— begin —
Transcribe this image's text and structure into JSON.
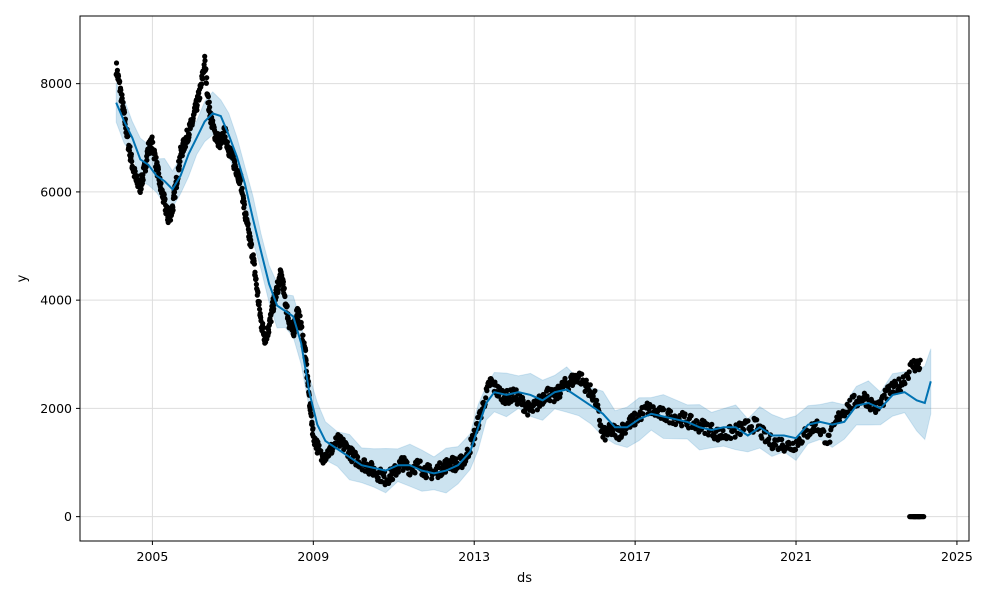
{
  "chart_data": {
    "type": "line",
    "title": "",
    "xlabel": "ds",
    "ylabel": "y",
    "xlim": [
      2003.2,
      2025.3
    ],
    "ylim": [
      -450,
      9250
    ],
    "x_ticks": [
      2005,
      2009,
      2013,
      2017,
      2021,
      2025
    ],
    "x_tick_labels": [
      "2005",
      "2009",
      "2013",
      "2017",
      "2021",
      "2025"
    ],
    "y_ticks": [
      0,
      2000,
      4000,
      6000,
      8000
    ],
    "y_tick_labels": [
      "0",
      "2000",
      "4000",
      "6000",
      "8000"
    ],
    "grid": true,
    "colors": {
      "forecast": "#0072B2",
      "band": "#0072B2",
      "observed": "#000000",
      "grid": "#dddddd"
    },
    "series": [
      {
        "role": "forecast",
        "x": [
          2004.1,
          2004.3,
          2004.5,
          2004.7,
          2004.9,
          2005.1,
          2005.3,
          2005.5,
          2005.7,
          2005.9,
          2006.1,
          2006.3,
          2006.5,
          2006.7,
          2006.9,
          2007.1,
          2007.3,
          2007.5,
          2007.7,
          2007.9,
          2008.1,
          2008.3,
          2008.5,
          2008.7,
          2008.9,
          2009.1,
          2009.3,
          2009.6,
          2009.9,
          2010.2,
          2010.5,
          2010.8,
          2011.1,
          2011.4,
          2011.7,
          2012.0,
          2012.3,
          2012.6,
          2012.9,
          2013.1,
          2013.3,
          2013.5,
          2013.8,
          2014.1,
          2014.4,
          2014.7,
          2015.0,
          2015.3,
          2015.6,
          2015.9,
          2016.2,
          2016.5,
          2016.8,
          2017.1,
          2017.4,
          2017.7,
          2018.0,
          2018.3,
          2018.6,
          2018.9,
          2019.2,
          2019.5,
          2019.8,
          2020.1,
          2020.4,
          2020.7,
          2021.0,
          2021.3,
          2021.6,
          2021.9,
          2022.2,
          2022.5,
          2022.8,
          2023.1,
          2023.4,
          2023.7,
          2024.0,
          2024.2,
          2024.35
        ],
        "y": [
          7650,
          7300,
          7000,
          6600,
          6500,
          6300,
          6200,
          6050,
          6300,
          6700,
          7000,
          7300,
          7450,
          7400,
          7050,
          6650,
          6150,
          5500,
          4900,
          4300,
          3900,
          3800,
          3700,
          3200,
          2300,
          1700,
          1400,
          1250,
          1100,
          950,
          900,
          850,
          950,
          950,
          850,
          800,
          850,
          950,
          1200,
          1650,
          2100,
          2300,
          2250,
          2300,
          2250,
          2150,
          2300,
          2350,
          2200,
          2050,
          1900,
          1650,
          1650,
          1800,
          1900,
          1850,
          1800,
          1750,
          1650,
          1600,
          1650,
          1650,
          1500,
          1650,
          1500,
          1500,
          1450,
          1700,
          1750,
          1700,
          1750,
          2050,
          2100,
          2000,
          2250,
          2300,
          2150,
          2100,
          2500
        ]
      },
      {
        "role": "observed",
        "x": [
          2004.1,
          2004.2,
          2004.3,
          2004.4,
          2004.5,
          2004.6,
          2004.7,
          2004.8,
          2004.9,
          2005.0,
          2005.1,
          2005.2,
          2005.3,
          2005.4,
          2005.5,
          2005.6,
          2005.7,
          2005.8,
          2005.9,
          2006.0,
          2006.1,
          2006.2,
          2006.3,
          2006.4,
          2006.5,
          2006.6,
          2006.7,
          2006.8,
          2006.9,
          2007.0,
          2007.1,
          2007.2,
          2007.3,
          2007.4,
          2007.5,
          2007.6,
          2007.7,
          2007.8,
          2007.9,
          2008.0,
          2008.1,
          2008.2,
          2008.3,
          2008.4,
          2008.5,
          2008.6,
          2008.7,
          2008.8,
          2008.9,
          2009.0,
          2009.2,
          2009.4,
          2009.6,
          2009.8,
          2010.0,
          2010.2,
          2010.4,
          2010.6,
          2010.8,
          2011.0,
          2011.2,
          2011.4,
          2011.6,
          2011.8,
          2012.0,
          2012.2,
          2012.4,
          2012.6,
          2012.8,
          2013.0,
          2013.2,
          2013.4,
          2013.6,
          2013.8,
          2014.0,
          2014.2,
          2014.4,
          2014.6,
          2014.8,
          2015.0,
          2015.2,
          2015.4,
          2015.6,
          2015.8,
          2016.0,
          2016.2,
          2016.4,
          2016.6,
          2016.8,
          2017.0,
          2017.3,
          2017.6,
          2017.9,
          2018.2,
          2018.5,
          2018.8,
          2019.1,
          2019.4,
          2019.7,
          2020.0,
          2020.3,
          2020.6,
          2020.9,
          2021.2,
          2021.5,
          2021.8,
          2022.1,
          2022.4,
          2022.7,
          2023.0,
          2023.3,
          2023.6,
          2023.9,
          2024.1
        ],
        "y": [
          8300,
          7900,
          7400,
          6900,
          6500,
          6200,
          6100,
          6400,
          6800,
          6900,
          6500,
          6100,
          5800,
          5500,
          5700,
          6200,
          6700,
          6900,
          7100,
          7300,
          7600,
          7900,
          8400,
          7600,
          7200,
          7000,
          6900,
          7100,
          6800,
          6600,
          6400,
          6200,
          5600,
          5200,
          4800,
          4200,
          3600,
          3300,
          3500,
          3900,
          4200,
          4500,
          4000,
          3600,
          3400,
          3800,
          3500,
          3000,
          2200,
          1500,
          1100,
          1200,
          1400,
          1300,
          1100,
          1000,
          900,
          800,
          700,
          800,
          1000,
          900,
          950,
          850,
          800,
          900,
          1000,
          950,
          1100,
          1500,
          2000,
          2500,
          2300,
          2200,
          2250,
          2100,
          1950,
          2100,
          2300,
          2200,
          2400,
          2500,
          2600,
          2400,
          2200,
          1500,
          1600,
          1550,
          1700,
          1800,
          2000,
          1900,
          1850,
          1800,
          1700,
          1650,
          1500,
          1550,
          1650,
          1700,
          1400,
          1350,
          1300,
          1500,
          1700,
          1400,
          1900,
          2100,
          2200,
          2000,
          2300,
          2450,
          2800,
          2800
        ]
      },
      {
        "role": "observed-outliers",
        "x": [
          2023.9,
          2024.0,
          2024.1
        ],
        "y": [
          0,
          0,
          0
        ]
      }
    ]
  }
}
— end —
= THE REQUEST =
Count how many lines in the data above hold the string "observed", and give the number with no other words.

= THE SOLUTION =
3